-- Problem set --
(A) Write out the part of the TOP Tankers case summary from "On December 09, 2009" up to and including "shall be dispersed.".
(B) For each statement, say yes or no according to the TOP Tankers case summary and quote the words that decide it: (i) Ernst & Young resigned over a disagreement about the accounting for sale and lease-back transactions. (ii) The settlement payment agreed in principle was $2.1 million. (iii) The case was reassigned to Judge Colleen McMahon on March 22, 2007.

-- Document segment --
** BEGIN **
Throughout the Class Period, defendants presented TOP Tankers as a crude oil shipping company experiencing rapid growth and expansion, that was using a unique structured growth model predicated upon sales and lease back transactions. Defendants represented to investors that the Company maintained adequate internal controls and procedures, to allow it to engage in these complex commercial transactions , while at the same time, complying with Generally Accepted Accounting Principles ("GAAP") and SEC accounting rules.
The complaint alleges that on or around November 29, 2006, defendants shocked investors after they announced that Ernst & Young, LLP, ("Ernst & Young") the Company's independent auditors, had resigned over a disagreement related to defendants' accounting for certain sale and lease-back transactions. Defendants also revealed that the Company would be forced to restate its interim financial statements for the entire first half of 2006 that had been previously announced to investors and filed with the SEC, to retroactively eliminate reported earnings. TOP Tankers stock plummeted in response to the November 29, 2006 disclosures, falling almost 15% in the single trading day, to close just above $5 .00 per share. This substantial share price decline caused material harm to investors, and also caused substantial losses and damages to TOP Tankers shareholders.
Analysts responded to the shocking news by cutting rankings and estimates for the Company. Cantor Fitzgerald & Co. ("Cantor Fitzgerald"), for instance, cut its rating on TOP Tankers to Sell and lowered its near term price target almost 30%. Cantor Fitzgerald cited the resignation of Ernst & Young, the restatement of its earnings, and an SEC inquiry into the Company's sale/leaseback transactions, among other factors.
Judge Richard Casey passed away on March 22, 2007 and the case was reassigned to Judge Colleen McMahon on May 18, 2007. On July 31, 2007 an order consolidating ten related cases and appointing lead plaintiff was entered. On August 17, 2007 the plaintiff filed an Amended Complaint and on September 20, 2007 the defendants moved to dismiss the complaint. Plaintiffs filed a Corrected Amended Complaint on October 5, 2007 and defendants again moved for dismissal on October 17, 2007. On December 18, 2007, the Court entered the Decision and Order denying the defendants’ motion to dismiss then Corrected and Amended Consolidated Complaint.
As summarized by the Company’s FORM 20-F for the fiscal year ended December 31, 2007, the Court’s [December 18, 2007] decision also directed that the parties engage in limited discovery on certain specific issues, which discovery was to be completed by January 31, 2008. On January 3, 2008, the Company and the Individual Defendants filed their Answer and Affirmative Defenses to Plaintiff’s Corrected and Amended Consolidated Class Action Complaint. On or about January 18, 2008, the parties reached a settlement agreement in principle whereby the plaintiff, on behalf of members of the Class who do not opt out, would dismiss all claims against the Company with prejudice in exchange for a settlement payment of $1.2 million. After being notified of the settlement agreement in principle, the Court held a conference with the parties on February 14, 2008 during which the basic terms of the settlement were disclosed to the Court. On April 25, 2008, plaintiff filed the motion for preliminary approval of the proposed settlement with the Court. On April 28, 2008, the Court entered an order preliminarily approving the proposed settlement and directing that notice be given to all potential members of the Class of the proposed settlement. The Court has ordered a hearing on July 31, 2008 to determine whether the settlement should be approved. The settlement will be funded by the Company’s directors and officers’ insurance carriers.
On July 31, 2008, the Court entered a Memorandum Decision and Order approving the settlement and awarding fees. According to the Memorandum Decision and Order, the Court approved the request for attorney fees in the amount of 30% of the Settlement Amount and $26,777.33 in expenses.
On December 09, 2009 and December 14, 2009, orders authorizing distribution of net settlement fund were granted by the court detailing how the settlement shall be dispersed.
** END **
-- Information provided --
** BEGIN **
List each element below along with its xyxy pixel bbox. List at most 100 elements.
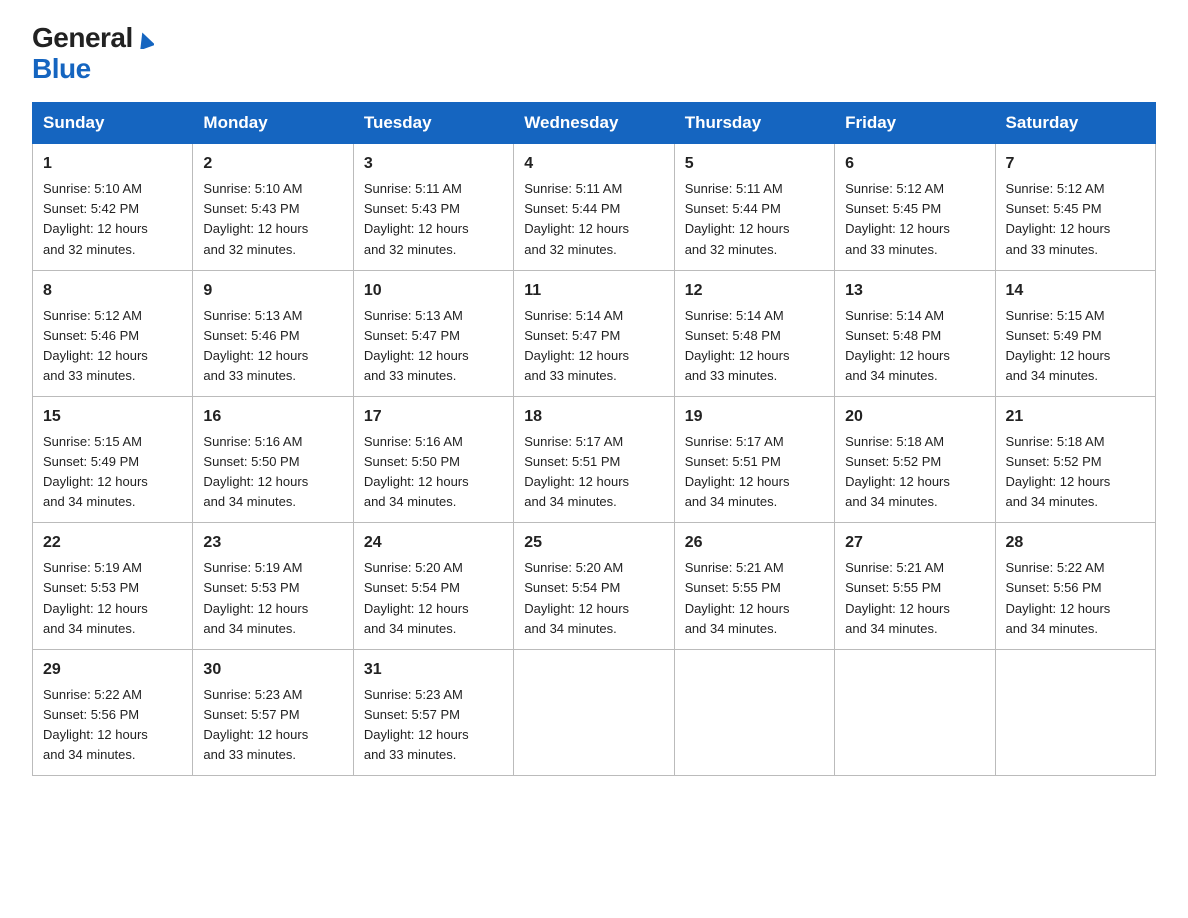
** END **
-- In response --
(A)
On December 09, 2009 and December 14, 2009, orders authorizing distribution of net settlement fund were granted by the court detailing how the settlement shall be dispersed.

(B)
(i) Yes: "had resigned over a disagreement related to defendants' accounting for certain sale and lease-back transactions"
(ii) No: "a settlement payment of $1.2 million"
(iii) No: "the case was reassigned to Judge Colleen McMahon on May 18, 2007"